The listing below must be repeated word for word, with its images excluded.

*** Record excerpts ***

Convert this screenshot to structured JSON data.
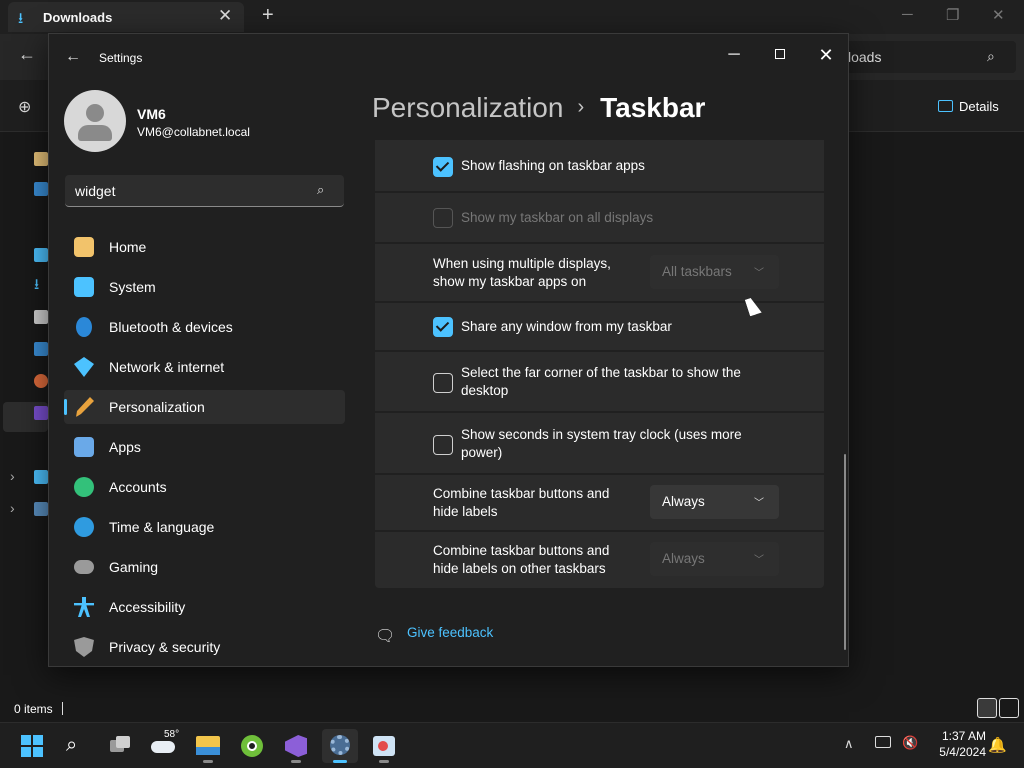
{
  "explorer": {
    "tab_title": "Downloads",
    "tab_close": "✕",
    "new_tab": "+",
    "minimize": "─",
    "restore": "❐",
    "close": "✕",
    "back": "←",
    "search_visible_text": "loads",
    "toolbar_new": "⊕",
    "details_label": "Details",
    "status_items": "0 items",
    "nav_icons": [
      "home-icon",
      "gallery-icon",
      "desktop-icon",
      "downloads-icon",
      "documents-icon",
      "pictures-icon",
      "music-icon",
      "videos-icon",
      "this-pc-icon",
      "network-icon"
    ]
  },
  "settings": {
    "app_title": "Settings",
    "back": "←",
    "window_buttons": {
      "minimize": "─",
      "close": "✕"
    },
    "user": {
      "name": "VM6",
      "email": "VM6@collabnet.local"
    },
    "search": {
      "value": "widget",
      "icon": "search-icon"
    },
    "nav": [
      {
        "label": "Home",
        "icon": "home-icon",
        "color": "#f2c36b"
      },
      {
        "label": "System",
        "icon": "system-icon",
        "color": "#4cc2ff"
      },
      {
        "label": "Bluetooth & devices",
        "icon": "bluetooth-icon",
        "color": "#2b88d8"
      },
      {
        "label": "Network & internet",
        "icon": "network-icon",
        "color": "#4cc2ff"
      },
      {
        "label": "Personalization",
        "icon": "brush-icon",
        "color": "#e8a23d",
        "selected": true
      },
      {
        "label": "Apps",
        "icon": "apps-icon",
        "color": "#6aa9e8"
      },
      {
        "label": "Accounts",
        "icon": "accounts-icon",
        "color": "#33c17a"
      },
      {
        "label": "Time & language",
        "icon": "time-language-icon",
        "color": "#2f9be0"
      },
      {
        "label": "Gaming",
        "icon": "gaming-icon",
        "color": "#9a9a9a"
      },
      {
        "label": "Accessibility",
        "icon": "accessibility-icon",
        "color": "#4cc2ff"
      },
      {
        "label": "Privacy & security",
        "icon": "shield-icon",
        "color": "#9a9a9a"
      }
    ],
    "breadcrumb": {
      "parent": "Personalization",
      "separator": "›",
      "current": "Taskbar"
    },
    "rows": [
      {
        "type": "checkbox",
        "label": "Show flashing on taskbar apps",
        "checked": true,
        "enabled": true
      },
      {
        "type": "checkbox",
        "label": "Show my taskbar on all displays",
        "checked": false,
        "enabled": false
      },
      {
        "type": "dropdown",
        "label": "When using multiple displays, show my taskbar apps on",
        "value": "All taskbars",
        "enabled": false
      },
      {
        "type": "checkbox",
        "label": "Share any window from my taskbar",
        "checked": true,
        "enabled": true
      },
      {
        "type": "checkbox",
        "label": "Select the far corner of the taskbar to show the desktop",
        "checked": false,
        "enabled": true
      },
      {
        "type": "checkbox",
        "label": "Show seconds in system tray clock (uses more power)",
        "checked": false,
        "enabled": true
      },
      {
        "type": "dropdown",
        "label": "Combine taskbar buttons and hide labels",
        "value": "Always",
        "enabled": true
      },
      {
        "type": "dropdown",
        "label": "Combine taskbar buttons and hide labels on other taskbars",
        "value": "Always",
        "enabled": false
      }
    ],
    "feedback": "Give feedback"
  },
  "taskbar": {
    "weather_temp": "58°",
    "apps": [
      "start-icon",
      "search-icon",
      "task-view-icon",
      "weather-icon",
      "file-explorer-icon",
      "green-app-icon",
      "visual-studio-icon",
      "settings-icon",
      "paint-icon"
    ],
    "tray_chevron": "∧",
    "time": "1:37 AM",
    "date": "5/4/2024"
  },
  "colors": {
    "accent": "#4cc2ff",
    "window_bg": "#202020",
    "card_bg": "#2b2b2b"
  }
}
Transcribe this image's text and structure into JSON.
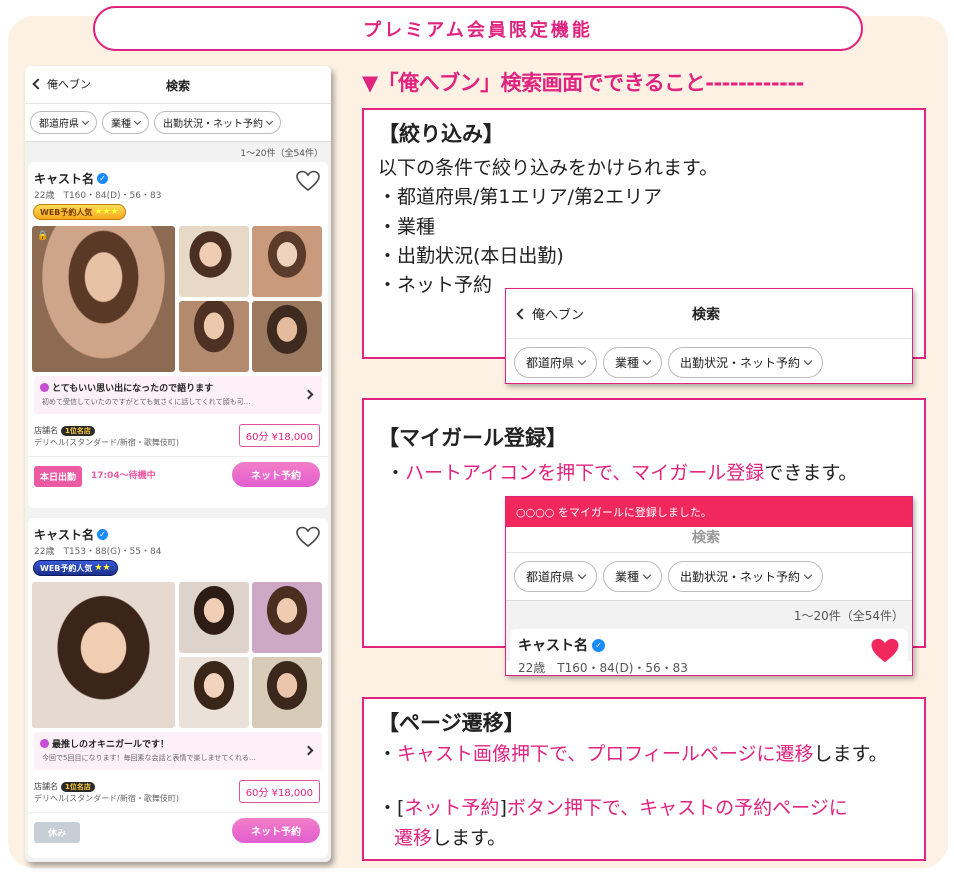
{
  "banner": "プレミアム会員限定機能",
  "heading": "▼「俺へブン」検索画面でできること------------",
  "phone": {
    "back": "俺へブン",
    "title": "検索",
    "chips": [
      "都道府県",
      "業種",
      "出勤状況・ネット予約"
    ],
    "count": "1～20件（全54件）",
    "cards": [
      {
        "name": "キャスト名",
        "stats": "22歳　T160・84(D)・56・83",
        "badge": "WEB予約人気",
        "badge_stars": "★★★",
        "msg_title": "とてもいい思い出になったので語ります",
        "msg_body": "初めて受信していたのですがとても気さくに話してくれて顔も可…",
        "shop_label": "店舗名",
        "shop_pill": "1位名店",
        "shop_type": "デリヘル(スタンダード/新宿・歌舞伎町)",
        "price": "60分 ¥18,000",
        "status": "本日出勤",
        "wait": "17:04～待機中",
        "reserve": "ネット予約"
      },
      {
        "name": "キャスト名",
        "stats": "22歳　T153・88(G)・55・84",
        "badge": "WEB予約人気",
        "badge_stars": "★★",
        "msg_title": "最推しのオキニガールです！",
        "msg_body": "今回で5回目になります！毎回素な会話と表情で楽しませてくれる…",
        "shop_label": "店舗名",
        "shop_pill": "1位名店",
        "shop_type": "デリヘル(スタンダード/新宿・歌舞伎町)",
        "price": "60分 ¥18,000",
        "status": "休み",
        "reserve": "ネット予約"
      }
    ]
  },
  "filter_box": {
    "title": "【絞り込み】",
    "intro": "以下の条件で絞り込みをかけられます。",
    "items": [
      "・都道府県/第1エリア/第2エリア",
      "・業種",
      "・出勤状況(本日出勤)",
      "・ネット予約"
    ]
  },
  "mygirl_box": {
    "title": "【マイガール登録】",
    "line_prefix": "・",
    "line_pink": "ハートアイコンを押下で、マイガール登録",
    "line_suffix": "できます。",
    "toast": "○○○○ をマイガールに登録しました。",
    "count": "1～20件（全54件）",
    "name": "キャスト名",
    "stats": "22歳　T160・84(D)・56・83"
  },
  "page_box": {
    "title": "【ページ遷移】",
    "l1_prefix": "・",
    "l1_pink": "キャスト画像押下で、プロフィールページに遷移",
    "l1_suffix": "します。",
    "l2_prefix": "・[",
    "l2_pink1": "ネット予約",
    "l2_mid": "]",
    "l2_pink2": "ボタン押下で、キャストの予約ページに",
    "l3_pink": "遷移",
    "l3_suffix": "します。"
  },
  "colors": {
    "accent": "#e0247f",
    "panel": "#fdf1e3",
    "toast": "#f0285e",
    "heart": "#f0285e"
  }
}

***

__Solution to the exercise__.
Convert this screenshot to structured JSON data.
{
  "explorer": {
    "tab_title": "Downloads",
    "tab_close": "✕",
    "new_tab": "+",
    "minimize": "─",
    "restore": "❐",
    "close": "✕",
    "back": "←",
    "search_visible_text": "loads",
    "toolbar_new": "⊕",
    "details_label": "Details",
    "status_items": "0 items",
    "nav_icons": [
      "home-icon",
      "gallery-icon",
      "desktop-icon",
      "downloads-icon",
      "documents-icon",
      "pictures-icon",
      "music-icon",
      "videos-icon",
      "this-pc-icon",
      "network-icon"
    ]
  },
  "settings": {
    "app_title": "Settings",
    "back": "←",
    "window_buttons": {
      "minimize": "─",
      "close": "✕"
    },
    "user": {
      "name": "VM6",
      "email": "VM6@collabnet.local"
    },
    "search": {
      "value": "widget",
      "icon": "search-icon"
    },
    "nav": [
      {
        "label": "Home",
        "icon": "home-icon",
        "color": "#f2c36b"
      },
      {
        "label": "System",
        "icon": "system-icon",
        "color": "#4cc2ff"
      },
      {
        "label": "Bluetooth & devices",
        "icon": "bluetooth-icon",
        "color": "#2b88d8"
      },
      {
        "label": "Network & internet",
        "icon": "network-icon",
        "color": "#4cc2ff"
      },
      {
        "label": "Personalization",
        "icon": "brush-icon",
        "color": "#e8a23d",
        "selected": true
      },
      {
        "label": "Apps",
        "icon": "apps-icon",
        "color": "#6aa9e8"
      },
      {
        "label": "Accounts",
        "icon": "accounts-icon",
        "color": "#33c17a"
      },
      {
        "label": "Time & language",
        "icon": "time-language-icon",
        "color": "#2f9be0"
      },
      {
        "label": "Gaming",
        "icon": "gaming-icon",
        "color": "#9a9a9a"
      },
      {
        "label": "Accessibility",
        "icon": "accessibility-icon",
        "color": "#4cc2ff"
      },
      {
        "label": "Privacy & security",
        "icon": "shield-icon",
        "color": "#9a9a9a"
      }
    ],
    "breadcrumb": {
      "parent": "Personalization",
      "separator": "›",
      "current": "Taskbar"
    },
    "rows": [
      {
        "type": "checkbox",
        "label": "Show flashing on taskbar apps",
        "checked": true,
        "enabled": true
      },
      {
        "type": "checkbox",
        "label": "Show my taskbar on all displays",
        "checked": false,
        "enabled": false
      },
      {
        "type": "dropdown",
        "label": "When using multiple displays, show my taskbar apps on",
        "value": "All taskbars",
        "enabled": false
      },
      {
        "type": "checkbox",
        "label": "Share any window from my taskbar",
        "checked": true,
        "enabled": true
      },
      {
        "type": "checkbox",
        "label": "Select the far corner of the taskbar to show the desktop",
        "checked": false,
        "enabled": true
      },
      {
        "type": "checkbox",
        "label": "Show seconds in system tray clock (uses more power)",
        "checked": false,
        "enabled": true
      },
      {
        "type": "dropdown",
        "label": "Combine taskbar buttons and hide labels",
        "value": "Always",
        "enabled": true
      },
      {
        "type": "dropdown",
        "label": "Combine taskbar buttons and hide labels on other taskbars",
        "value": "Always",
        "enabled": false
      }
    ],
    "feedback": "Give feedback"
  },
  "taskbar": {
    "weather_temp": "58°",
    "apps": [
      "start-icon",
      "search-icon",
      "task-view-icon",
      "weather-icon",
      "file-explorer-icon",
      "green-app-icon",
      "visual-studio-icon",
      "settings-icon",
      "paint-icon"
    ],
    "tray_chevron": "∧",
    "time": "1:37 AM",
    "date": "5/4/2024"
  },
  "colors": {
    "accent": "#4cc2ff",
    "window_bg": "#202020",
    "card_bg": "#2b2b2b"
  }
}
Transcribe this image's text and structure into JSON.
{
  "banner": "プレミアム会員限定機能",
  "heading": "▼「俺へブン」検索画面でできること------------",
  "phone": {
    "back": "俺へブン",
    "title": "検索",
    "chips": [
      "都道府県",
      "業種",
      "出勤状況・ネット予約"
    ],
    "count": "1～20件（全54件）",
    "cards": [
      {
        "name": "キャスト名",
        "stats": "22歳　T160・84(D)・56・83",
        "badge": "WEB予約人気",
        "badge_stars": "★★★",
        "msg_title": "とてもいい思い出になったので語ります",
        "msg_body": "初めて受信していたのですがとても気さくに話してくれて顔も可…",
        "shop_label": "店舗名",
        "shop_pill": "1位名店",
        "shop_type": "デリヘル(スタンダード/新宿・歌舞伎町)",
        "price": "60分 ¥18,000",
        "status": "本日出勤",
        "wait": "17:04～待機中",
        "reserve": "ネット予約"
      },
      {
        "name": "キャスト名",
        "stats": "22歳　T153・88(G)・55・84",
        "badge": "WEB予約人気",
        "badge_stars": "★★",
        "msg_title": "最推しのオキニガールです！",
        "msg_body": "今回で5回目になります！毎回素な会話と表情で楽しませてくれる…",
        "shop_label": "店舗名",
        "shop_pill": "1位名店",
        "shop_type": "デリヘル(スタンダード/新宿・歌舞伎町)",
        "price": "60分 ¥18,000",
        "status": "休み",
        "reserve": "ネット予約"
      }
    ]
  },
  "filter_box": {
    "title": "【絞り込み】",
    "intro": "以下の条件で絞り込みをかけられます。",
    "items": [
      "・都道府県/第1エリア/第2エリア",
      "・業種",
      "・出勤状況(本日出勤)",
      "・ネット予約"
    ]
  },
  "mygirl_box": {
    "title": "【マイガール登録】",
    "line_prefix": "・",
    "line_pink": "ハートアイコンを押下で、マイガール登録",
    "line_suffix": "できます。",
    "toast": "○○○○ をマイガールに登録しました。",
    "count": "1～20件（全54件）",
    "name": "キャスト名",
    "stats": "22歳　T160・84(D)・56・83"
  },
  "page_box": {
    "title": "【ページ遷移】",
    "l1_prefix": "・",
    "l1_pink": "キャスト画像押下で、プロフィールページに遷移",
    "l1_suffix": "します。",
    "l2_prefix": "・[",
    "l2_pink1": "ネット予約",
    "l2_mid": "]",
    "l2_pink2": "ボタン押下で、キャストの予約ページに",
    "l3_pink": "遷移",
    "l3_suffix": "します。"
  },
  "colors": {
    "accent": "#e0247f",
    "panel": "#fdf1e3",
    "toast": "#f0285e",
    "heart": "#f0285e"
  }
}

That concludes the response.